## What to do
Give every line of the material again, exactly as written.

-- START Supplied records --

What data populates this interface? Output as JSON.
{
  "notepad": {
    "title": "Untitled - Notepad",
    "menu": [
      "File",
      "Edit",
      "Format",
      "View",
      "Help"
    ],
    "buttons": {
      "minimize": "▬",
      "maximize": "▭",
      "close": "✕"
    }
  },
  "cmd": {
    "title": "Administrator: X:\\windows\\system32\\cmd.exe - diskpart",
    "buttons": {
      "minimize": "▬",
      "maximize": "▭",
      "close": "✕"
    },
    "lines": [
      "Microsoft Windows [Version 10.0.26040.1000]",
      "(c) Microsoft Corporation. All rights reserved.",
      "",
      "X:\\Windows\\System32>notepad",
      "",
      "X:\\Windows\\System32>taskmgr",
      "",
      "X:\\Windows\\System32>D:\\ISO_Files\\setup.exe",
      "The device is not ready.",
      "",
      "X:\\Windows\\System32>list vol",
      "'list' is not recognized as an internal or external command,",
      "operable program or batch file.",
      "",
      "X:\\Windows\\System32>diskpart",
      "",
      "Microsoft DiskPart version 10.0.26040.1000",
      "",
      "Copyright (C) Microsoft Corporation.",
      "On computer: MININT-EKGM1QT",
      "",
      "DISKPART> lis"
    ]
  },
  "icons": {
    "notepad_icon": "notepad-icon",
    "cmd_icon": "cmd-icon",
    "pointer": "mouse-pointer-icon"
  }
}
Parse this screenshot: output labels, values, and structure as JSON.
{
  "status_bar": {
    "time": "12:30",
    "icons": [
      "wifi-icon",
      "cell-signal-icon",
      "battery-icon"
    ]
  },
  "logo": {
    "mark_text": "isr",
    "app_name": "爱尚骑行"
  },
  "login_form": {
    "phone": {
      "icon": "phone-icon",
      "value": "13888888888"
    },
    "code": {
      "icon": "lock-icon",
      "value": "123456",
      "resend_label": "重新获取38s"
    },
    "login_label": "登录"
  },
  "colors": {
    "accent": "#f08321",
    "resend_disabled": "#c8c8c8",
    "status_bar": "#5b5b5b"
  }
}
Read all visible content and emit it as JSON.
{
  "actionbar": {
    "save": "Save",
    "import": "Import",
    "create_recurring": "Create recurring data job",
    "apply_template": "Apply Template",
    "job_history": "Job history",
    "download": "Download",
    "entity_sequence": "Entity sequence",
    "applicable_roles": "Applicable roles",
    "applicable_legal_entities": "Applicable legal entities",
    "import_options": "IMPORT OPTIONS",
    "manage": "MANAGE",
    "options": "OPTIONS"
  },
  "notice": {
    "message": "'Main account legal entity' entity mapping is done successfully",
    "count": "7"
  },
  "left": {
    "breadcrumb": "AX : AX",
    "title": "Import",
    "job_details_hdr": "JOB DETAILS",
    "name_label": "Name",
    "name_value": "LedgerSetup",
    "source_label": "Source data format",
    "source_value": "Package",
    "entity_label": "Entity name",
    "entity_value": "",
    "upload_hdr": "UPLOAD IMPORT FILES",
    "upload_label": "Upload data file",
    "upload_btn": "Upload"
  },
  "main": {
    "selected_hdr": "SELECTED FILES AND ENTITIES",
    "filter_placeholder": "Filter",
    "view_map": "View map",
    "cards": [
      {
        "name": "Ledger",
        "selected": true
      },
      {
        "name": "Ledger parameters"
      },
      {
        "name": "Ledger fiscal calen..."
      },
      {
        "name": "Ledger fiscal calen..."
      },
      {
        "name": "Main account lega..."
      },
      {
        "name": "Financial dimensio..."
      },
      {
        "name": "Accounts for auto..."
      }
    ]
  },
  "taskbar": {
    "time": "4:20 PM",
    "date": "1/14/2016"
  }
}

-- END Supplied records --

## Task output
What data populates this interface? Output as JSON.
{
  "notepad": {
    "title": "Untitled - Notepad",
    "menu": [
      "File",
      "Edit",
      "Format",
      "View",
      "Help"
    ],
    "buttons": {
      "minimize": "▬",
      "maximize": "▭",
      "close": "✕"
    }
  },
  "cmd": {
    "title": "Administrator: X:\\windows\\system32\\cmd.exe - diskpart",
    "buttons": {
      "minimize": "▬",
      "maximize": "▭",
      "close": "✕"
    },
    "lines": [
      "Microsoft Windows [Version 10.0.26040.1000]",
      "(c) Microsoft Corporation. All rights reserved.",
      "",
      "X:\\Windows\\System32>notepad",
      "",
      "X:\\Windows\\System32>taskmgr",
      "",
      "X:\\Windows\\System32>D:\\ISO_Files\\setup.exe",
      "The device is not ready.",
      "",
      "X:\\Windows\\System32>list vol",
      "'list' is not recognized as an internal or external command,",
      "operable program or batch file.",
      "",
      "X:\\Windows\\System32>diskpart",
      "",
      "Microsoft DiskPart version 10.0.26040.1000",
      "",
      "Copyright (C) Microsoft Corporation.",
      "On computer: MININT-EKGM1QT",
      "",
      "DISKPART> lis"
    ]
  },
  "icons": {
    "notepad_icon": "notepad-icon",
    "cmd_icon": "cmd-icon",
    "pointer": "mouse-pointer-icon"
  }
}
Parse this screenshot: output labels, values, and structure as JSON.
{
  "status_bar": {
    "time": "12:30",
    "icons": [
      "wifi-icon",
      "cell-signal-icon",
      "battery-icon"
    ]
  },
  "logo": {
    "mark_text": "isr",
    "app_name": "爱尚骑行"
  },
  "login_form": {
    "phone": {
      "icon": "phone-icon",
      "value": "13888888888"
    },
    "code": {
      "icon": "lock-icon",
      "value": "123456",
      "resend_label": "重新获取38s"
    },
    "login_label": "登录"
  },
  "colors": {
    "accent": "#f08321",
    "resend_disabled": "#c8c8c8",
    "status_bar": "#5b5b5b"
  }
}
Read all visible content and emit it as JSON.
{
  "actionbar": {
    "save": "Save",
    "import": "Import",
    "create_recurring": "Create recurring data job",
    "apply_template": "Apply Template",
    "job_history": "Job history",
    "download": "Download",
    "entity_sequence": "Entity sequence",
    "applicable_roles": "Applicable roles",
    "applicable_legal_entities": "Applicable legal entities",
    "import_options": "IMPORT OPTIONS",
    "manage": "MANAGE",
    "options": "OPTIONS"
  },
  "notice": {
    "message": "'Main account legal entity' entity mapping is done successfully",
    "count": "7"
  },
  "left": {
    "breadcrumb": "AX : AX",
    "title": "Import",
    "job_details_hdr": "JOB DETAILS",
    "name_label": "Name",
    "name_value": "LedgerSetup",
    "source_label": "Source data format",
    "source_value": "Package",
    "entity_label": "Entity name",
    "entity_value": "",
    "upload_hdr": "UPLOAD IMPORT FILES",
    "upload_label": "Upload data file",
    "upload_btn": "Upload"
  },
  "main": {
    "selected_hdr": "SELECTED FILES AND ENTITIES",
    "filter_placeholder": "Filter",
    "view_map": "View map",
    "cards": [
      {
        "name": "Ledger",
        "selected": true
      },
      {
        "name": "Ledger parameters"
      },
      {
        "name": "Ledger fiscal calen..."
      },
      {
        "name": "Ledger fiscal calen..."
      },
      {
        "name": "Main account lega..."
      },
      {
        "name": "Financial dimensio..."
      },
      {
        "name": "Accounts for auto..."
      }
    ]
  },
  "taskbar": {
    "time": "4:20 PM",
    "date": "1/14/2016"
  }
}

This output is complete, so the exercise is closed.